** Start Records for processing **
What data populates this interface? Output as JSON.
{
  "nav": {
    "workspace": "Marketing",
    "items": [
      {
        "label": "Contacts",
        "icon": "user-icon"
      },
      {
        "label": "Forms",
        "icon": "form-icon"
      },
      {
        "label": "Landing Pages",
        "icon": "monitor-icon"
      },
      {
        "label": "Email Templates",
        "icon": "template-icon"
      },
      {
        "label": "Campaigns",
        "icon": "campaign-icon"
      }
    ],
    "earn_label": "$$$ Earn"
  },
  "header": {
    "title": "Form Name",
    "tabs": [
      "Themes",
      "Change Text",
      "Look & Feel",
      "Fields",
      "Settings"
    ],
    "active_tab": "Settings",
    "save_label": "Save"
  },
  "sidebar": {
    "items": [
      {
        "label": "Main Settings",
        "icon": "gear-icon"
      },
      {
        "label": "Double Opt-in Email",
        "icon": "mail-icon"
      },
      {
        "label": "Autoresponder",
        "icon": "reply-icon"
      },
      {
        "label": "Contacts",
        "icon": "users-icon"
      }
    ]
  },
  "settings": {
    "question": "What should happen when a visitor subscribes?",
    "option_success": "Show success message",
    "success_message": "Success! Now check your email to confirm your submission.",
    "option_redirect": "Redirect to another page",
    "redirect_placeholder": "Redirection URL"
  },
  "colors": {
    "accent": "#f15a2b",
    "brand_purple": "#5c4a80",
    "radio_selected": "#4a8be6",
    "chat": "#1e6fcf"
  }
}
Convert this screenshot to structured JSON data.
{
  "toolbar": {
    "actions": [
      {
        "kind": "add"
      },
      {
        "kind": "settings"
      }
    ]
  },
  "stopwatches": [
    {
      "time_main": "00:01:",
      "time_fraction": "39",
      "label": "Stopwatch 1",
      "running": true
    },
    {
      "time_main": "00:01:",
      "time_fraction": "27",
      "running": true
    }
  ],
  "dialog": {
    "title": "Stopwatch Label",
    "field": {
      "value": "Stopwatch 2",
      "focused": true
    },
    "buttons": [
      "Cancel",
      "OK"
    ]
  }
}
** End Records for processing **
> [To do] Output the records above in their entirety, exactly.

> [Exercise solution]
What data populates this interface? Output as JSON.
{
  "nav": {
    "workspace": "Marketing",
    "items": [
      {
        "label": "Contacts",
        "icon": "user-icon"
      },
      {
        "label": "Forms",
        "icon": "form-icon"
      },
      {
        "label": "Landing Pages",
        "icon": "monitor-icon"
      },
      {
        "label": "Email Templates",
        "icon": "template-icon"
      },
      {
        "label": "Campaigns",
        "icon": "campaign-icon"
      }
    ],
    "earn_label": "$$$ Earn"
  },
  "header": {
    "title": "Form Name",
    "tabs": [
      "Themes",
      "Change Text",
      "Look & Feel",
      "Fields",
      "Settings"
    ],
    "active_tab": "Settings",
    "save_label": "Save"
  },
  "sidebar": {
    "items": [
      {
        "label": "Main Settings",
        "icon": "gear-icon"
      },
      {
        "label": "Double Opt-in Email",
        "icon": "mail-icon"
      },
      {
        "label": "Autoresponder",
        "icon": "reply-icon"
      },
      {
        "label": "Contacts",
        "icon": "users-icon"
      }
    ]
  },
  "settings": {
    "question": "What should happen when a visitor subscribes?",
    "option_success": "Show success message",
    "success_message": "Success! Now check your email to confirm your submission.",
    "option_redirect": "Redirect to another page",
    "redirect_placeholder": "Redirection URL"
  },
  "colors": {
    "accent": "#f15a2b",
    "brand_purple": "#5c4a80",
    "radio_selected": "#4a8be6",
    "chat": "#1e6fcf"
  }
}
Convert this screenshot to structured JSON data.
{
  "toolbar": {
    "actions": [
      {
        "kind": "add"
      },
      {
        "kind": "settings"
      }
    ]
  },
  "stopwatches": [
    {
      "time_main": "00:01:",
      "time_fraction": "39",
      "label": "Stopwatch 1",
      "running": true
    },
    {
      "time_main": "00:01:",
      "time_fraction": "27",
      "running": true
    }
  ],
  "dialog": {
    "title": "Stopwatch Label",
    "field": {
      "value": "Stopwatch 2",
      "focused": true
    },
    "buttons": [
      "Cancel",
      "OK"
    ]
  }
}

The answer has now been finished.